Recorded data:
=======

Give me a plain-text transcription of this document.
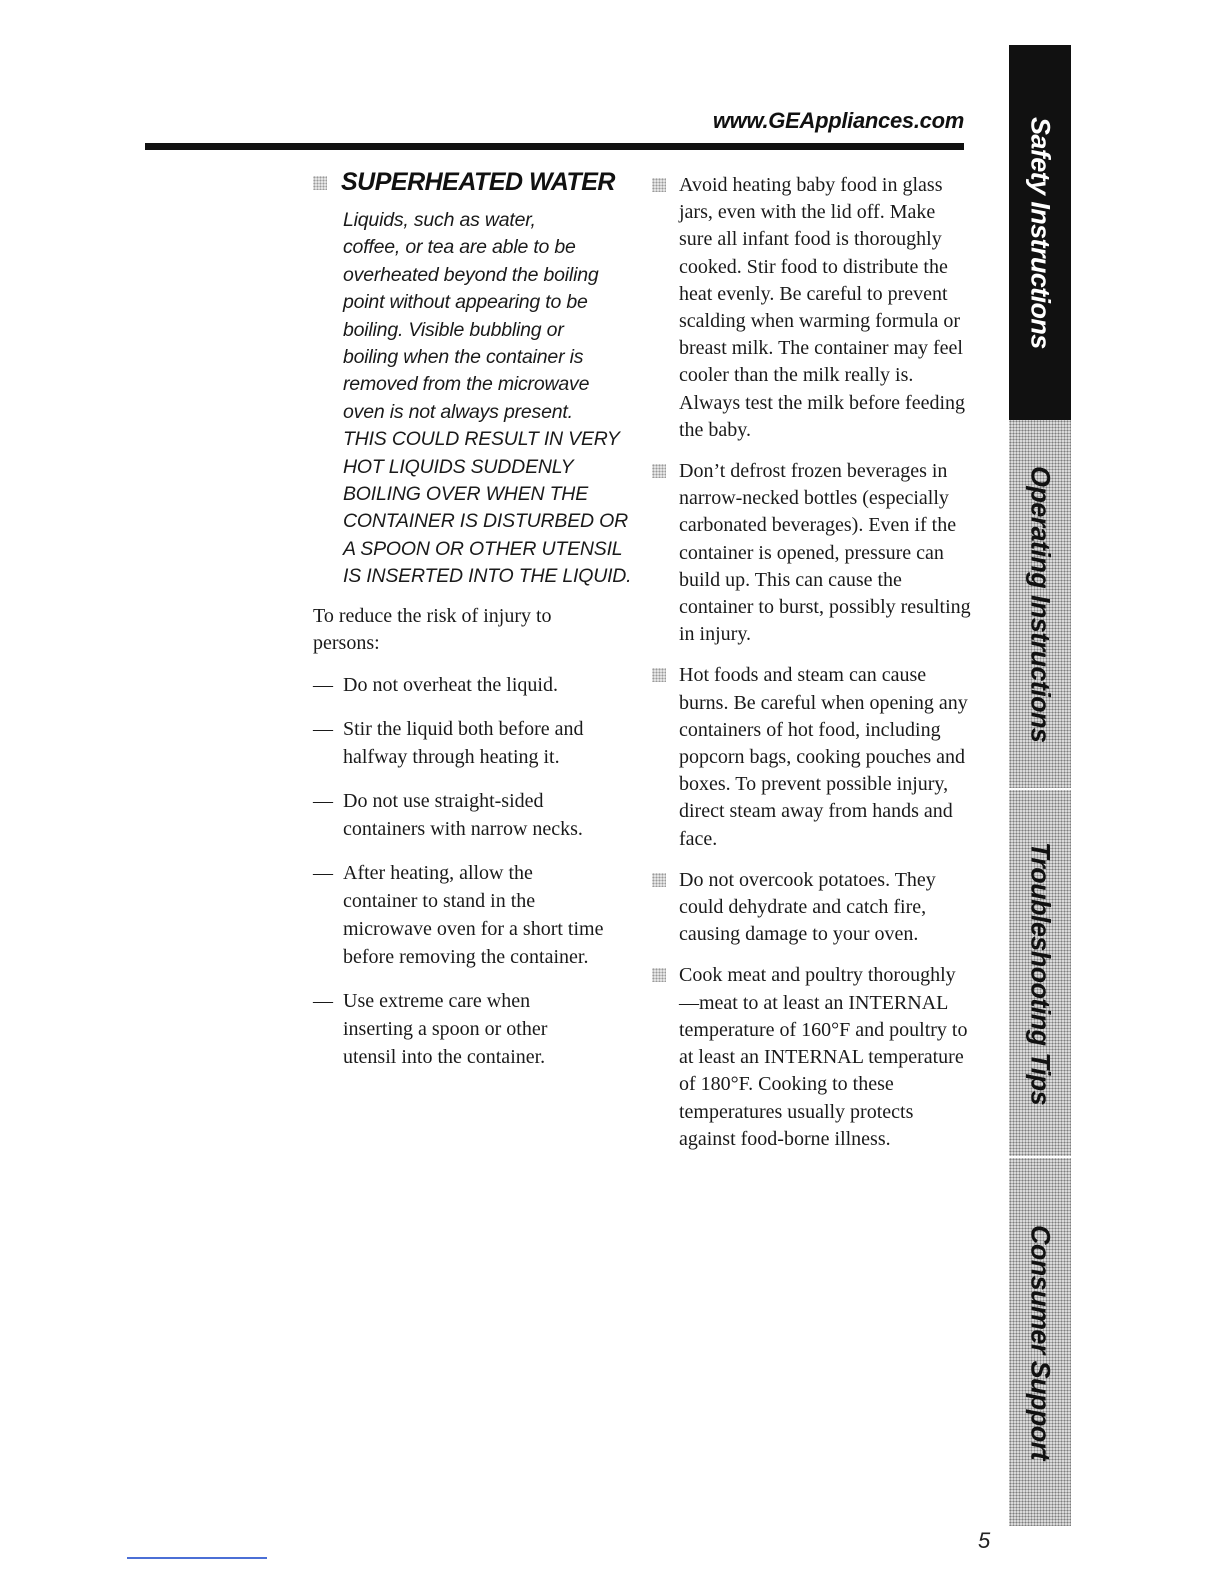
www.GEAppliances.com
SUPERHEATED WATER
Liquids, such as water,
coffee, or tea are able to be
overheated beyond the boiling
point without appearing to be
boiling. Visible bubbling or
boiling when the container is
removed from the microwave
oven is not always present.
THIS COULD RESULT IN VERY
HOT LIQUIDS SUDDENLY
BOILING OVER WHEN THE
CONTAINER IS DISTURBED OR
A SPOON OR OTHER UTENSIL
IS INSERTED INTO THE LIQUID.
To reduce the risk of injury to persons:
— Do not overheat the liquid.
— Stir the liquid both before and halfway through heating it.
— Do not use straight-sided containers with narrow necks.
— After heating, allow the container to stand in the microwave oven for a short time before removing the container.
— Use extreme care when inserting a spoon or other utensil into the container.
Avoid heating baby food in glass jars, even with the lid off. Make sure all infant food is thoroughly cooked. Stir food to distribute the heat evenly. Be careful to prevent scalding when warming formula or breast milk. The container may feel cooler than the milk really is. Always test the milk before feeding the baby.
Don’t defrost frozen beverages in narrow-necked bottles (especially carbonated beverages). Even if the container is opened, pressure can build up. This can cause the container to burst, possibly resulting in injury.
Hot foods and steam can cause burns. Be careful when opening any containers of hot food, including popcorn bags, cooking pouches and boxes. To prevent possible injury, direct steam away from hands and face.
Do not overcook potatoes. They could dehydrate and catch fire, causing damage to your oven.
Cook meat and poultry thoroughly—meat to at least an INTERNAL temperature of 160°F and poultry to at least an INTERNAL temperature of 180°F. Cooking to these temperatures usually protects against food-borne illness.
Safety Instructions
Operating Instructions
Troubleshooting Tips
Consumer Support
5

=======

BRIEF>
Quote every line of the records above exactly; no picture is to be copied.

RESPONSE FOR THIS EXERCISE>
Give me a plain-text transcription of this document.
www.GEAppliances.com
SUPERHEATED WATER
Liquids, such as water,
coffee, or tea are able to be
overheated beyond the boiling
point without appearing to be
boiling. Visible bubbling or
boiling when the container is
removed from the microwave
oven is not always present.
THIS COULD RESULT IN VERY
HOT LIQUIDS SUDDENLY
BOILING OVER WHEN THE
CONTAINER IS DISTURBED OR
A SPOON OR OTHER UTENSIL
IS INSERTED INTO THE LIQUID.
To reduce the risk of injury to persons:
— Do not overheat the liquid.
— Stir the liquid both before and halfway through heating it.
— Do not use straight-sided containers with narrow necks.
— After heating, allow the container to stand in the microwave oven for a short time before removing the container.
— Use extreme care when inserting a spoon or other utensil into the container.
Avoid heating baby food in glass jars, even with the lid off. Make sure all infant food is thoroughly cooked. Stir food to distribute the heat evenly. Be careful to prevent scalding when warming formula or breast milk. The container may feel cooler than the milk really is. Always test the milk before feeding the baby.
Don’t defrost frozen beverages in narrow-necked bottles (especially carbonated beverages). Even if the container is opened, pressure can build up. This can cause the container to burst, possibly resulting in injury.
Hot foods and steam can cause burns. Be careful when opening any containers of hot food, including popcorn bags, cooking pouches and boxes. To prevent possible injury, direct steam away from hands and face.
Do not overcook potatoes. They could dehydrate and catch fire, causing damage to your oven.
Cook meat and poultry thoroughly—meat to at least an INTERNAL temperature of 160°F and poultry to at least an INTERNAL temperature of 180°F. Cooking to these temperatures usually protects against food-borne illness.
Safety Instructions
Operating Instructions
Troubleshooting Tips
Consumer Support
5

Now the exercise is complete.